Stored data
---
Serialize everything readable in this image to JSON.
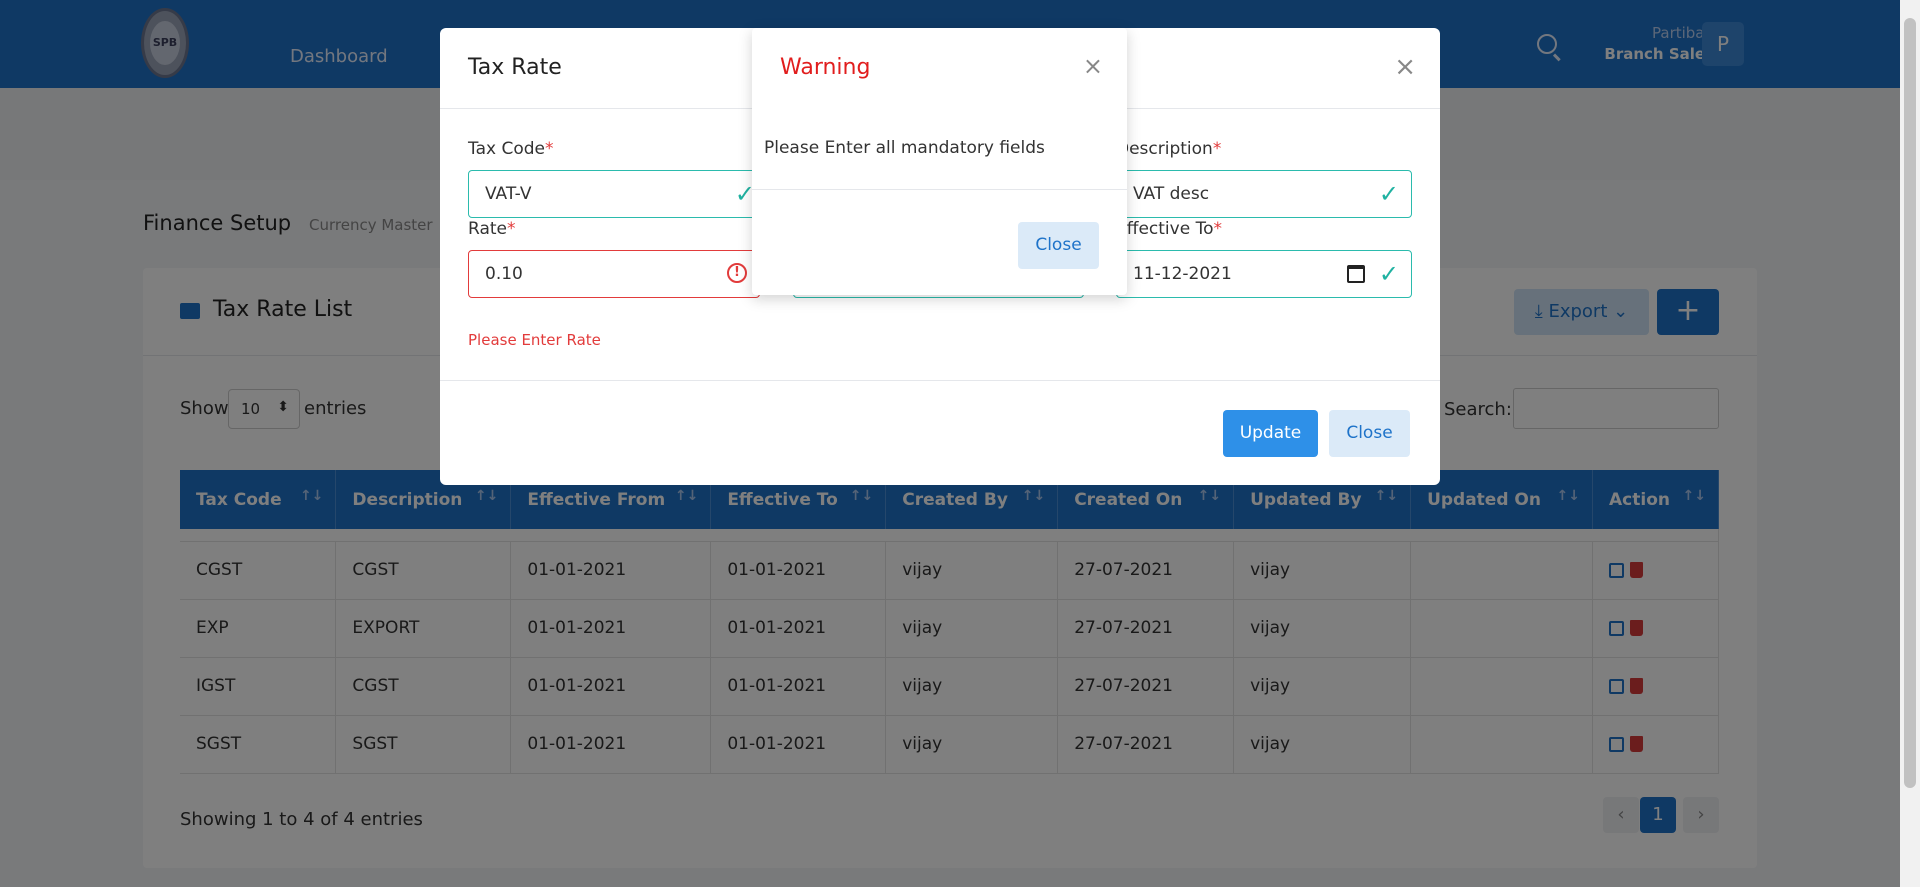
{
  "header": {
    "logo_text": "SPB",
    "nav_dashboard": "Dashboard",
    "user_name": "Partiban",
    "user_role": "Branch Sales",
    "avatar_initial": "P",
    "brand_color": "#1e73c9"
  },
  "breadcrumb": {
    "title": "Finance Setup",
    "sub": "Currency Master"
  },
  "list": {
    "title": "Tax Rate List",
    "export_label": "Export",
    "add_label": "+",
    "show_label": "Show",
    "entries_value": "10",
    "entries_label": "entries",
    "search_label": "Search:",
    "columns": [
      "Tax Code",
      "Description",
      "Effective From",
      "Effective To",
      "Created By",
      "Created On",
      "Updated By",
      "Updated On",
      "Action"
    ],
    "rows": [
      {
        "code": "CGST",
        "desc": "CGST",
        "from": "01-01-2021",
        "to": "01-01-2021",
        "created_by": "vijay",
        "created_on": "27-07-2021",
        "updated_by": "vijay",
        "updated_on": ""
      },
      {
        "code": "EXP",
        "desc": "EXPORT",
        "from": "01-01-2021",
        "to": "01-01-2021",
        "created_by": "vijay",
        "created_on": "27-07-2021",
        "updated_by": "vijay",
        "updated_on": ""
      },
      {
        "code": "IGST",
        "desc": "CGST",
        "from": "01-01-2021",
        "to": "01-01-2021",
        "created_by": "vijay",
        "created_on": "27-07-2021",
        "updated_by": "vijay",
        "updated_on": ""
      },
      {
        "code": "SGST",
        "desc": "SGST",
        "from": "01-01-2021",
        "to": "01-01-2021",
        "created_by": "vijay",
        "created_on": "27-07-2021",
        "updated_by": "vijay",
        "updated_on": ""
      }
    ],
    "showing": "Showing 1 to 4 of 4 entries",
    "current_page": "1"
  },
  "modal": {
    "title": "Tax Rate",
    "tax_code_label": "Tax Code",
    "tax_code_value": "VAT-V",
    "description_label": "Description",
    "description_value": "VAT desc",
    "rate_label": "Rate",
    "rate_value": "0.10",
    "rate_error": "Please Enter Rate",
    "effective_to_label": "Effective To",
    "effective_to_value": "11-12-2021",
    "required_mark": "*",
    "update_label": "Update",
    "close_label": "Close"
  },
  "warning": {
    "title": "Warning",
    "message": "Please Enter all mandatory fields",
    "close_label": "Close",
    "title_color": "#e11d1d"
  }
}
---
## EXERCISE GOAL
Gather all lines from the listing above in which "Please" occurs.

## TASK OUTPUT
    "rate_error": "Please Enter Rate",
    "message": "Please Enter all mandatory fields",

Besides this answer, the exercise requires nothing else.